> **Exercise task**: Please retype the records below exactly, leaving out any pictures.

--- Start Given entries ---

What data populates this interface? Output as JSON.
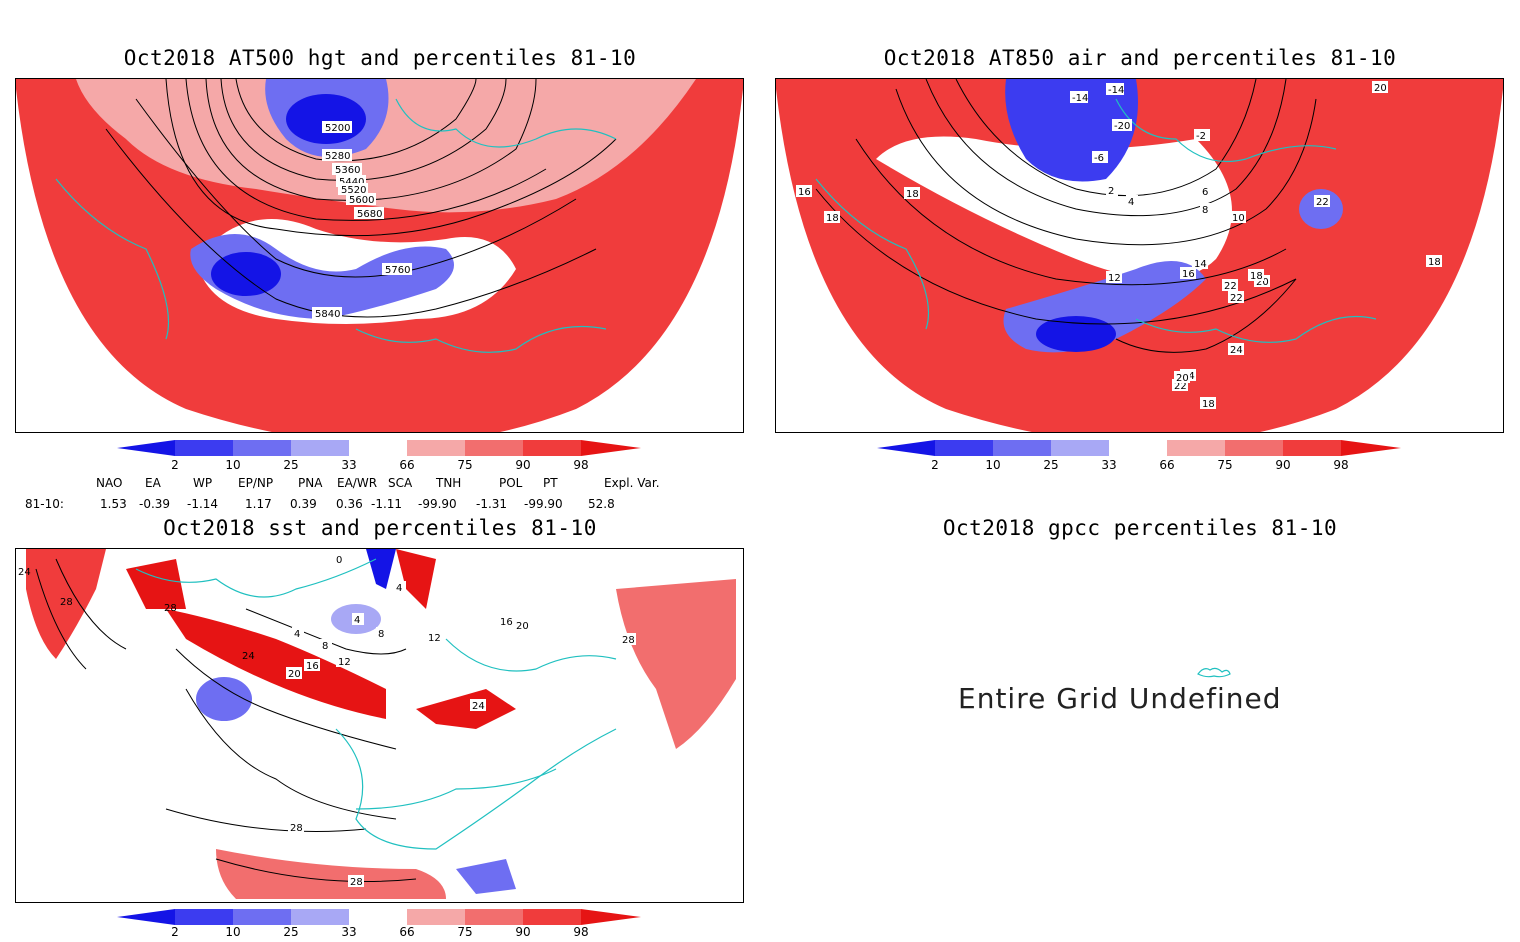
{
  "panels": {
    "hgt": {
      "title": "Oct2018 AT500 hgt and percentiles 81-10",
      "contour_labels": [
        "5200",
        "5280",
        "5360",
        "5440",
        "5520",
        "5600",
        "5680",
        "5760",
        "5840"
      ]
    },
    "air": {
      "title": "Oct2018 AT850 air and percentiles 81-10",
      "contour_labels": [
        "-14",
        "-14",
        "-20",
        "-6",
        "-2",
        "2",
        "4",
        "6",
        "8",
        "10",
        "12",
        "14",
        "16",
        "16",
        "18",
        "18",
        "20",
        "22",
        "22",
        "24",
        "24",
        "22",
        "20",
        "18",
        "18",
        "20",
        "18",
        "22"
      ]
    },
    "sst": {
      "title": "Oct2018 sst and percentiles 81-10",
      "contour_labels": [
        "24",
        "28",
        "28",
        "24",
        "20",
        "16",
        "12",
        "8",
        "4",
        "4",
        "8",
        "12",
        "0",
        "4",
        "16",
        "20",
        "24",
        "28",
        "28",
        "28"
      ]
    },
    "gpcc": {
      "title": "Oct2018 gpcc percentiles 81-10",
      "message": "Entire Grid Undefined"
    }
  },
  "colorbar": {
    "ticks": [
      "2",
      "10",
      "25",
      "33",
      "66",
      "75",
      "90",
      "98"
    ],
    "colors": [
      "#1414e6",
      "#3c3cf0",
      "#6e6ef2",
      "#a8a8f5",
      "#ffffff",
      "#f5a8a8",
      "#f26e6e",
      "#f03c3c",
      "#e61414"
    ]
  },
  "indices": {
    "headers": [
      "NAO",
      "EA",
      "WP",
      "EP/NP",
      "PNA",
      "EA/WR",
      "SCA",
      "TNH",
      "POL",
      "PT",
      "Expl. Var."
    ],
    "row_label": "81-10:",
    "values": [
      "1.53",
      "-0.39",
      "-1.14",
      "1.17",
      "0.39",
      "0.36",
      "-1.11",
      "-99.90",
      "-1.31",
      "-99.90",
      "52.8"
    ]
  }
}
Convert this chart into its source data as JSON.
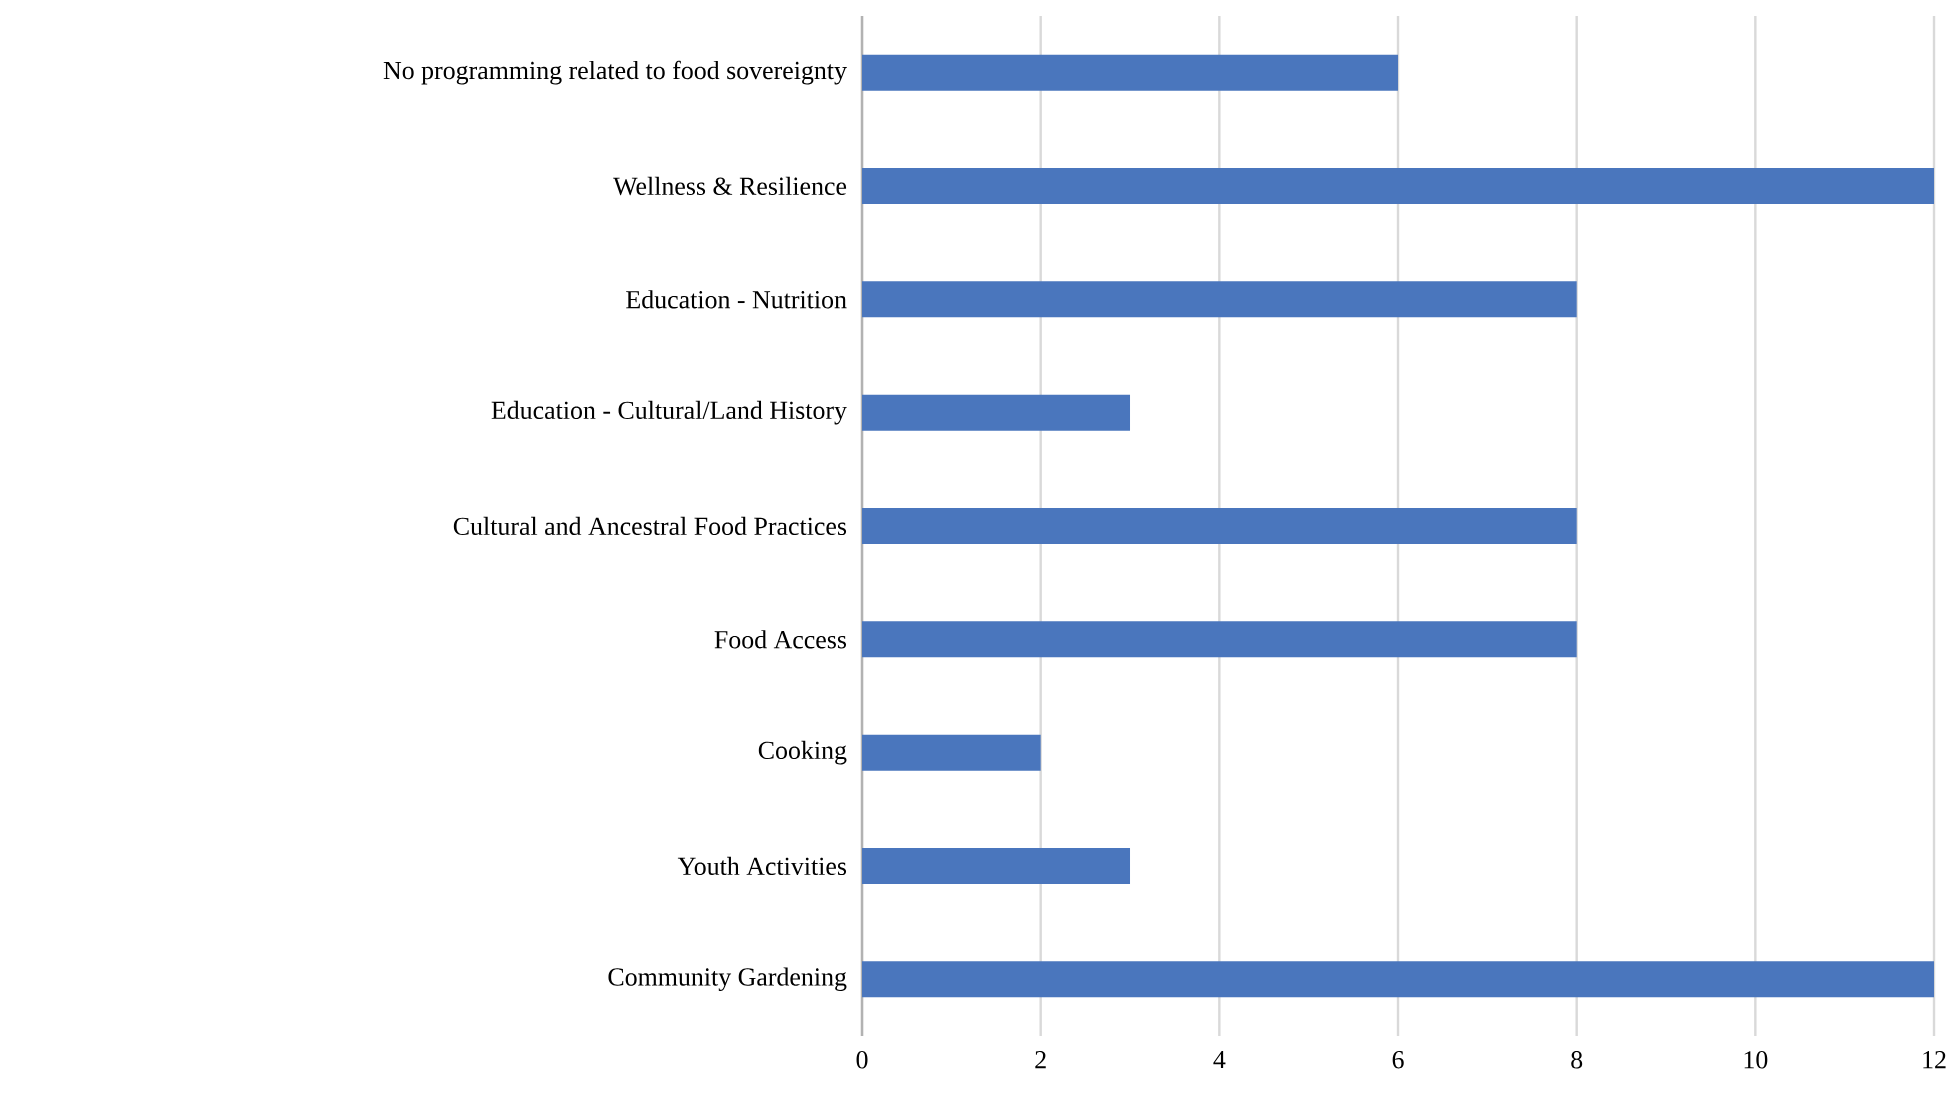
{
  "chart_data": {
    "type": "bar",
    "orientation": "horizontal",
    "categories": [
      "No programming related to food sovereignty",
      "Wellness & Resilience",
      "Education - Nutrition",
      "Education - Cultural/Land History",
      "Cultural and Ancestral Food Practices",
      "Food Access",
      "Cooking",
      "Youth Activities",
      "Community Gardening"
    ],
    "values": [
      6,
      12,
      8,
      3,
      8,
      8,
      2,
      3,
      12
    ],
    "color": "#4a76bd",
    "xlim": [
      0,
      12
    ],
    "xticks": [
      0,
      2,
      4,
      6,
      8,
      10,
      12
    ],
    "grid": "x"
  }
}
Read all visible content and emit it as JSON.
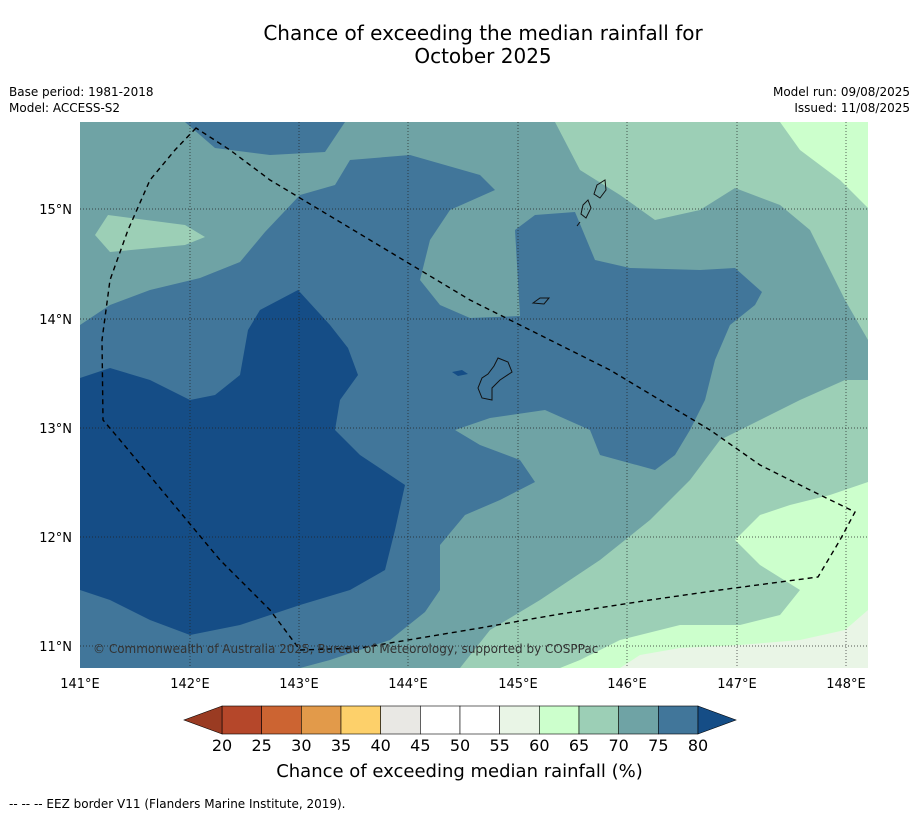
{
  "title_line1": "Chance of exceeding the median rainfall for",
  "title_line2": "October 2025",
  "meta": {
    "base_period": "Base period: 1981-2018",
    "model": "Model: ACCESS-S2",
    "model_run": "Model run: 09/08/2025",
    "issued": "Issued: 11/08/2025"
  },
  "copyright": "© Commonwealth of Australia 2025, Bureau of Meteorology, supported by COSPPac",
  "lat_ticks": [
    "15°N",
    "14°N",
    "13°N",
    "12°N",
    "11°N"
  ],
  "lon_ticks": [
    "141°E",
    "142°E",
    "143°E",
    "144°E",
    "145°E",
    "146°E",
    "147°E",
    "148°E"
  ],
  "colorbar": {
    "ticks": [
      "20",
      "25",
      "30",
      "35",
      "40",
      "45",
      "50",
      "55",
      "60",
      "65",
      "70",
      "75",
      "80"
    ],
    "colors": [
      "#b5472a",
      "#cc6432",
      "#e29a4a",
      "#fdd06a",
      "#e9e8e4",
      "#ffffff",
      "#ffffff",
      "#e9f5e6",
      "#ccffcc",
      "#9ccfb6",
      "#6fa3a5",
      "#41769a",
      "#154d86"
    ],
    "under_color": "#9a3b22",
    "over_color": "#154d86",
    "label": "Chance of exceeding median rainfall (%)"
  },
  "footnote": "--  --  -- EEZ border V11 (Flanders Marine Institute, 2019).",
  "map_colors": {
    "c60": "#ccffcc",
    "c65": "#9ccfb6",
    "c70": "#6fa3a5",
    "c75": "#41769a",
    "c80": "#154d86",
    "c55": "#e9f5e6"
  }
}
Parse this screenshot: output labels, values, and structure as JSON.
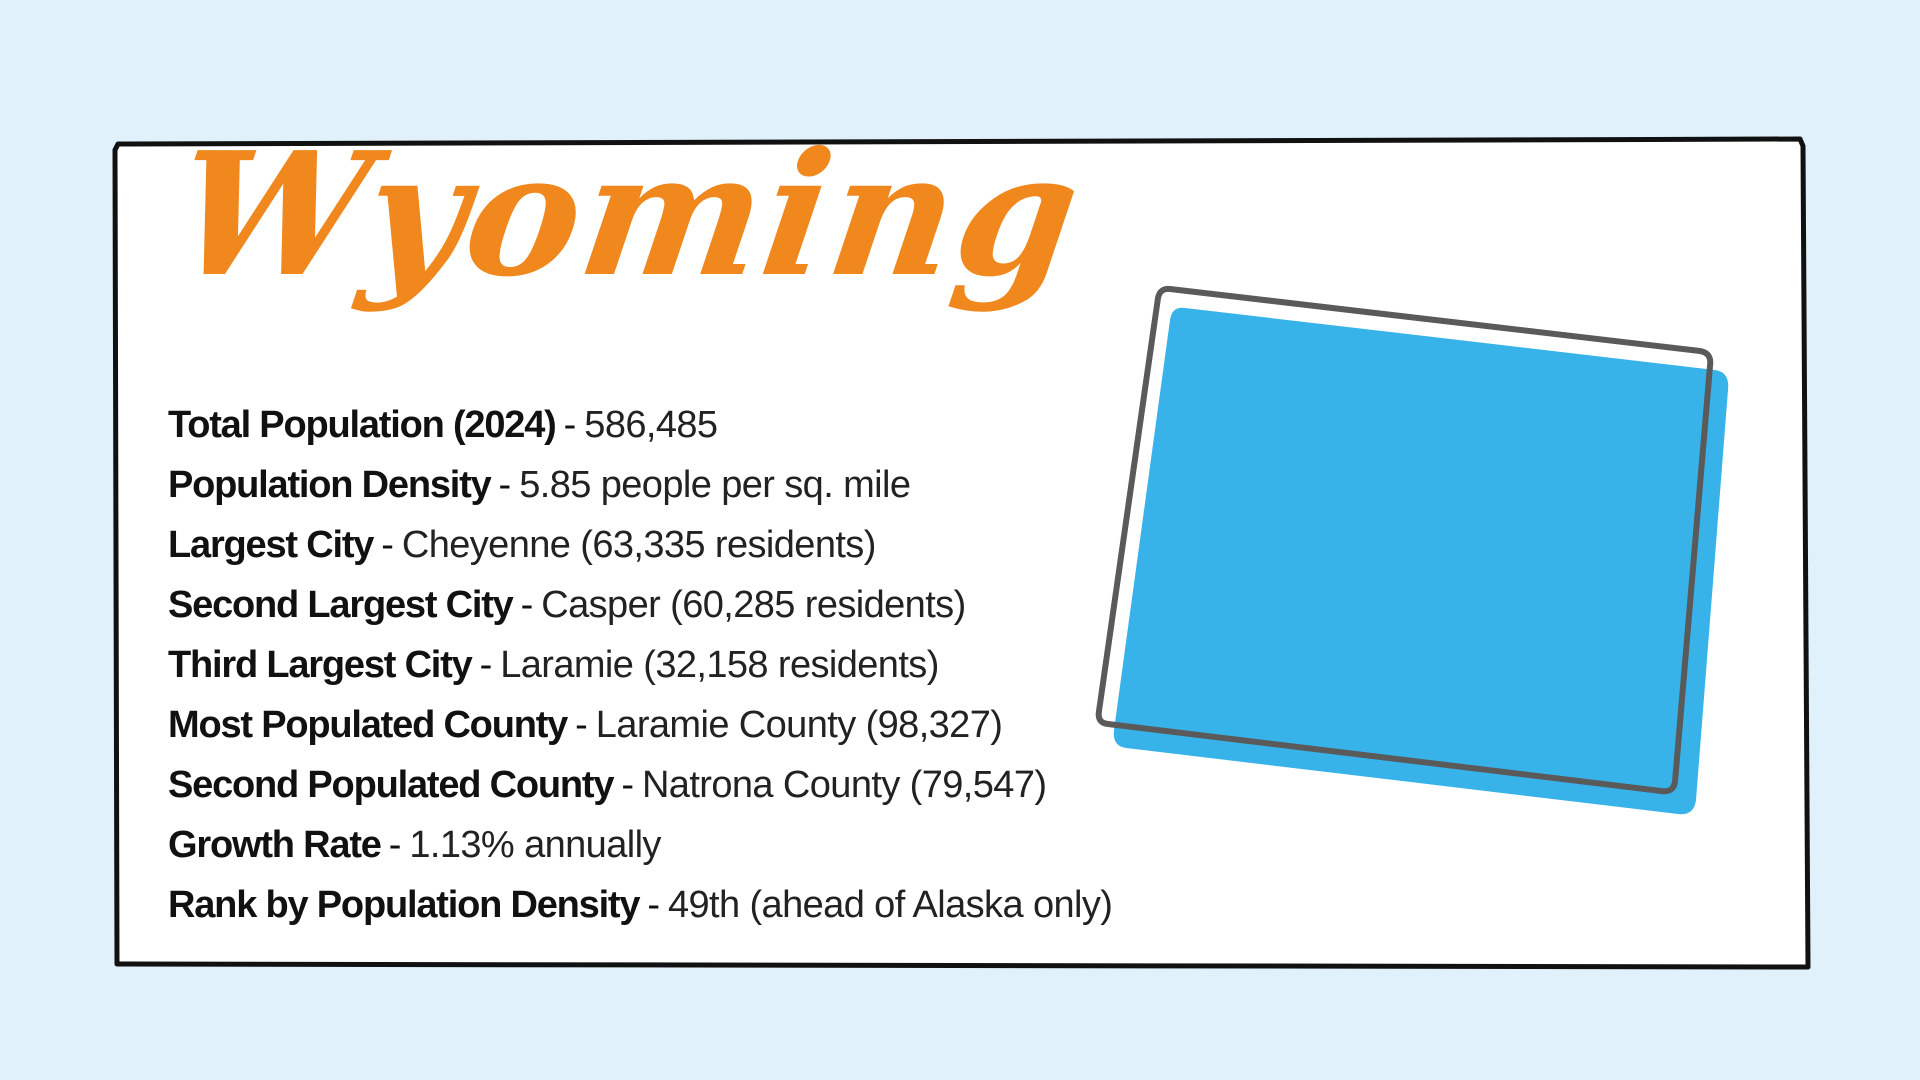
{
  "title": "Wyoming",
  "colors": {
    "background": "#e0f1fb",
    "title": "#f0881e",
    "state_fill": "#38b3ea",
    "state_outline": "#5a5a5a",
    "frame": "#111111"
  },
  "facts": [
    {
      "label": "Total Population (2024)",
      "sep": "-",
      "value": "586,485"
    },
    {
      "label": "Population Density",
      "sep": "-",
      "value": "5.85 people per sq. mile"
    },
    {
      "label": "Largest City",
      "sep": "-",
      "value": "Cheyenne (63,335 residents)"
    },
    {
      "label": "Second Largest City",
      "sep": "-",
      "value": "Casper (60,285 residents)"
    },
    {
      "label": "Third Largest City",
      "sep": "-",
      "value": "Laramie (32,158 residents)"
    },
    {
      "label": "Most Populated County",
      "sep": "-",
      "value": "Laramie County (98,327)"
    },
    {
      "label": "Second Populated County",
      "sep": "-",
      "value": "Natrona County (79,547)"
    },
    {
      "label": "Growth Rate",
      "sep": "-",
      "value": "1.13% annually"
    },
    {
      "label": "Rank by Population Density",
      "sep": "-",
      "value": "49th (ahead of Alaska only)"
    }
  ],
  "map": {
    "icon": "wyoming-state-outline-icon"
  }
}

--- End Given entries ---

> **Reply to the exercise**:
What data populates this interface? Output as JSON.
{
  "panels": {
    "hgt": {
      "title": "Oct2018 AT500 hgt and percentiles 81-10",
      "contour_labels": [
        "5200",
        "5280",
        "5360",
        "5440",
        "5520",
        "5600",
        "5680",
        "5760",
        "5840"
      ]
    },
    "air": {
      "title": "Oct2018 AT850 air and percentiles 81-10",
      "contour_labels": [
        "-14",
        "-14",
        "-20",
        "-6",
        "-2",
        "2",
        "4",
        "6",
        "8",
        "10",
        "12",
        "14",
        "16",
        "16",
        "18",
        "18",
        "20",
        "22",
        "22",
        "24",
        "24",
        "22",
        "20",
        "18",
        "18",
        "20",
        "18",
        "22"
      ]
    },
    "sst": {
      "title": "Oct2018 sst and percentiles 81-10",
      "contour_labels": [
        "24",
        "28",
        "28",
        "24",
        "20",
        "16",
        "12",
        "8",
        "4",
        "4",
        "8",
        "12",
        "0",
        "4",
        "16",
        "20",
        "24",
        "28",
        "28",
        "28"
      ]
    },
    "gpcc": {
      "title": "Oct2018 gpcc percentiles 81-10",
      "message": "Entire Grid Undefined"
    }
  },
  "colorbar": {
    "ticks": [
      "2",
      "10",
      "25",
      "33",
      "66",
      "75",
      "90",
      "98"
    ],
    "colors": [
      "#1414e6",
      "#3c3cf0",
      "#6e6ef2",
      "#a8a8f5",
      "#ffffff",
      "#f5a8a8",
      "#f26e6e",
      "#f03c3c",
      "#e61414"
    ]
  },
  "indices": {
    "headers": [
      "NAO",
      "EA",
      "WP",
      "EP/NP",
      "PNA",
      "EA/WR",
      "SCA",
      "TNH",
      "POL",
      "PT",
      "Expl. Var."
    ],
    "row_label": "81-10:",
    "values": [
      "1.53",
      "-0.39",
      "-1.14",
      "1.17",
      "0.39",
      "0.36",
      "-1.11",
      "-99.90",
      "-1.31",
      "-99.90",
      "52.8"
    ]
  }
}
Convert this chart into its source data as JSON.
{
  "chart_data": {
    "type": "bar",
    "orientation": "horizontal",
    "categories": [
      "No programming related to food sovereignty",
      "Wellness & Resilience",
      "Education - Nutrition",
      "Education - Cultural/Land History",
      "Cultural and Ancestral Food Practices",
      "Food Access",
      "Cooking",
      "Youth Activities",
      "Community Gardening"
    ],
    "values": [
      6,
      12,
      8,
      3,
      8,
      8,
      2,
      3,
      12
    ],
    "color": "#4a76bd",
    "xlim": [
      0,
      12
    ],
    "xticks": [
      0,
      2,
      4,
      6,
      8,
      10,
      12
    ],
    "grid": "x"
  }
}
Read all visible content and emit it as JSON.
{
  "title_line1": "Chance of exceeding the median rainfall for",
  "title_line2": "October 2025",
  "meta": {
    "base_period": "Base period: 1981-2018",
    "model": "Model: ACCESS-S2",
    "model_run": "Model run: 09/08/2025",
    "issued": "Issued: 11/08/2025"
  },
  "copyright": "© Commonwealth of Australia 2025, Bureau of Meteorology, supported by COSPPac",
  "lat_ticks": [
    "15°N",
    "14°N",
    "13°N",
    "12°N",
    "11°N"
  ],
  "lon_ticks": [
    "141°E",
    "142°E",
    "143°E",
    "144°E",
    "145°E",
    "146°E",
    "147°E",
    "148°E"
  ],
  "colorbar": {
    "ticks": [
      "20",
      "25",
      "30",
      "35",
      "40",
      "45",
      "50",
      "55",
      "60",
      "65",
      "70",
      "75",
      "80"
    ],
    "colors": [
      "#b5472a",
      "#cc6432",
      "#e29a4a",
      "#fdd06a",
      "#e9e8e4",
      "#ffffff",
      "#ffffff",
      "#e9f5e6",
      "#ccffcc",
      "#9ccfb6",
      "#6fa3a5",
      "#41769a",
      "#154d86"
    ],
    "under_color": "#9a3b22",
    "over_color": "#154d86",
    "label": "Chance of exceeding median rainfall (%)"
  },
  "footnote": "--  --  -- EEZ border V11 (Flanders Marine Institute, 2019).",
  "map_colors": {
    "c60": "#ccffcc",
    "c65": "#9ccfb6",
    "c70": "#6fa3a5",
    "c75": "#41769a",
    "c80": "#154d86",
    "c55": "#e9f5e6"
  }
}
Parse this screenshot: output labels, values, and structure as JSON.
{
  "title": "Wyoming",
  "colors": {
    "background": "#e0f1fb",
    "title": "#f0881e",
    "state_fill": "#38b3ea",
    "state_outline": "#5a5a5a",
    "frame": "#111111"
  },
  "facts": [
    {
      "label": "Total Population (2024)",
      "sep": "-",
      "value": "586,485"
    },
    {
      "label": "Population Density",
      "sep": "-",
      "value": "5.85 people per sq. mile"
    },
    {
      "label": "Largest City",
      "sep": "-",
      "value": "Cheyenne (63,335 residents)"
    },
    {
      "label": "Second Largest City",
      "sep": "-",
      "value": "Casper (60,285 residents)"
    },
    {
      "label": "Third Largest City",
      "sep": "-",
      "value": "Laramie (32,158 residents)"
    },
    {
      "label": "Most Populated County",
      "sep": "-",
      "value": "Laramie County (98,327)"
    },
    {
      "label": "Second Populated County",
      "sep": "-",
      "value": "Natrona County (79,547)"
    },
    {
      "label": "Growth Rate",
      "sep": "-",
      "value": "1.13% annually"
    },
    {
      "label": "Rank by Population Density",
      "sep": "-",
      "value": "49th (ahead of Alaska only)"
    }
  ],
  "map": {
    "icon": "wyoming-state-outline-icon"
  }
}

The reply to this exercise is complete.